┌─ SOURCE MATERIAL

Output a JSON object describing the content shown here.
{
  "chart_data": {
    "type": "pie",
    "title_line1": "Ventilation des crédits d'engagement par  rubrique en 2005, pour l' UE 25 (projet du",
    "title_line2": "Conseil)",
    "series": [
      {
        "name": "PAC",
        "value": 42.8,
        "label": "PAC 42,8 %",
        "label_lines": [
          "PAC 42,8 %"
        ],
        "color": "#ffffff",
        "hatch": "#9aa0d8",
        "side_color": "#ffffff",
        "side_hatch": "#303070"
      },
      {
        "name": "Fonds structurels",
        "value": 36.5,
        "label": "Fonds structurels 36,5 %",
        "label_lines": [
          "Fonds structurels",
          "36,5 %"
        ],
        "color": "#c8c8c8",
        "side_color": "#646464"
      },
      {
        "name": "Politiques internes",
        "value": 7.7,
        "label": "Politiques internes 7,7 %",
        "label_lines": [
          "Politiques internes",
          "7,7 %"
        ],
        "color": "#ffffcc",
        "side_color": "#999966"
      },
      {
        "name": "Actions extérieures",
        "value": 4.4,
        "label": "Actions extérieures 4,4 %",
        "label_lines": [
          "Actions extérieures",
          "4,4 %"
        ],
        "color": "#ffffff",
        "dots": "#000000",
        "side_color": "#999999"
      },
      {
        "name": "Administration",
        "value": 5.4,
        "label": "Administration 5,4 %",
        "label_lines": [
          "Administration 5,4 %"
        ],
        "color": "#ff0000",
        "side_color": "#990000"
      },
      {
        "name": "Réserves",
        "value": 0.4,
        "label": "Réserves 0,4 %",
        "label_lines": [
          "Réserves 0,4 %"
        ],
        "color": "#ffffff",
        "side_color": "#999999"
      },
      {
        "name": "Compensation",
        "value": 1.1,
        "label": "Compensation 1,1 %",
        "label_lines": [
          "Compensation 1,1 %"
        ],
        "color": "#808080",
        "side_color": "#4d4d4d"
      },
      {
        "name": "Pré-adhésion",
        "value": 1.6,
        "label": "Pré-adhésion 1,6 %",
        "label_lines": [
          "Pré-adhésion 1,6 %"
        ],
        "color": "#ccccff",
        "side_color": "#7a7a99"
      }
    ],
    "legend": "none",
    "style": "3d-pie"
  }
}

└─

### WHAT YOU NEED TO DO
Copy all the records above exactly, missing none.

### SOLUTION TO THIS TASK
Output a JSON object describing the content shown here.
{
  "chart_data": {
    "type": "pie",
    "title_line1": "Ventilation des crédits d'engagement par  rubrique en 2005, pour l' UE 25 (projet du",
    "title_line2": "Conseil)",
    "series": [
      {
        "name": "PAC",
        "value": 42.8,
        "label": "PAC 42,8 %",
        "label_lines": [
          "PAC 42,8 %"
        ],
        "color": "#ffffff",
        "hatch": "#9aa0d8",
        "side_color": "#ffffff",
        "side_hatch": "#303070"
      },
      {
        "name": "Fonds structurels",
        "value": 36.5,
        "label": "Fonds structurels 36,5 %",
        "label_lines": [
          "Fonds structurels",
          "36,5 %"
        ],
        "color": "#c8c8c8",
        "side_color": "#646464"
      },
      {
        "name": "Politiques internes",
        "value": 7.7,
        "label": "Politiques internes 7,7 %",
        "label_lines": [
          "Politiques internes",
          "7,7 %"
        ],
        "color": "#ffffcc",
        "side_color": "#999966"
      },
      {
        "name": "Actions extérieures",
        "value": 4.4,
        "label": "Actions extérieures 4,4 %",
        "label_lines": [
          "Actions extérieures",
          "4,4 %"
        ],
        "color": "#ffffff",
        "dots": "#000000",
        "side_color": "#999999"
      },
      {
        "name": "Administration",
        "value": 5.4,
        "label": "Administration 5,4 %",
        "label_lines": [
          "Administration 5,4 %"
        ],
        "color": "#ff0000",
        "side_color": "#990000"
      },
      {
        "name": "Réserves",
        "value": 0.4,
        "label": "Réserves 0,4 %",
        "label_lines": [
          "Réserves 0,4 %"
        ],
        "color": "#ffffff",
        "side_color": "#999999"
      },
      {
        "name": "Compensation",
        "value": 1.1,
        "label": "Compensation 1,1 %",
        "label_lines": [
          "Compensation 1,1 %"
        ],
        "color": "#808080",
        "side_color": "#4d4d4d"
      },
      {
        "name": "Pré-adhésion",
        "value": 1.6,
        "label": "Pré-adhésion 1,6 %",
        "label_lines": [
          "Pré-adhésion 1,6 %"
        ],
        "color": "#ccccff",
        "side_color": "#7a7a99"
      }
    ],
    "legend": "none",
    "style": "3d-pie"
  }
}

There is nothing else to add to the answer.